# [What is required]
Repeat the data verbatim.

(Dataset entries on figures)
[start]

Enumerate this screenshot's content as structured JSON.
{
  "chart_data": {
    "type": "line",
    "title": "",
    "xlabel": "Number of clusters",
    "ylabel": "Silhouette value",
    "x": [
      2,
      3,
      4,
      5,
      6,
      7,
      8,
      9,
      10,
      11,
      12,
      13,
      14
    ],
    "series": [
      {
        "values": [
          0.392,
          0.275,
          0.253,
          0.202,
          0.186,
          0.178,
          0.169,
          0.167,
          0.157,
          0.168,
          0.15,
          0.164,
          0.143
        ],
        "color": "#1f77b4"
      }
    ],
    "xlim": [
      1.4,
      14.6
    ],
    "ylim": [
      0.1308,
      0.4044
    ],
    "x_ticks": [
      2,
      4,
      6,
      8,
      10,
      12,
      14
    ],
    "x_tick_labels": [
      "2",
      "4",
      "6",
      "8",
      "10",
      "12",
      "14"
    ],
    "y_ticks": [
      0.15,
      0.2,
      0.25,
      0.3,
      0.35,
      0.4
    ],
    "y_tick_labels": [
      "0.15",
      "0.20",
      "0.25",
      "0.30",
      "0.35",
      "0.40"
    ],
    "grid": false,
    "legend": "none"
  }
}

[end]

# [Output]
Enumerate this screenshot's content as structured JSON.
{
  "chart_data": {
    "type": "line",
    "title": "",
    "xlabel": "Number of clusters",
    "ylabel": "Silhouette value",
    "x": [
      2,
      3,
      4,
      5,
      6,
      7,
      8,
      9,
      10,
      11,
      12,
      13,
      14
    ],
    "series": [
      {
        "values": [
          0.392,
          0.275,
          0.253,
          0.202,
          0.186,
          0.178,
          0.169,
          0.167,
          0.157,
          0.168,
          0.15,
          0.164,
          0.143
        ],
        "color": "#1f77b4"
      }
    ],
    "xlim": [
      1.4,
      14.6
    ],
    "ylim": [
      0.1308,
      0.4044
    ],
    "x_ticks": [
      2,
      4,
      6,
      8,
      10,
      12,
      14
    ],
    "x_tick_labels": [
      "2",
      "4",
      "6",
      "8",
      "10",
      "12",
      "14"
    ],
    "y_ticks": [
      0.15,
      0.2,
      0.25,
      0.3,
      0.35,
      0.4
    ],
    "y_tick_labels": [
      "0.15",
      "0.20",
      "0.25",
      "0.30",
      "0.35",
      "0.40"
    ],
    "grid": false,
    "legend": "none"
  }
}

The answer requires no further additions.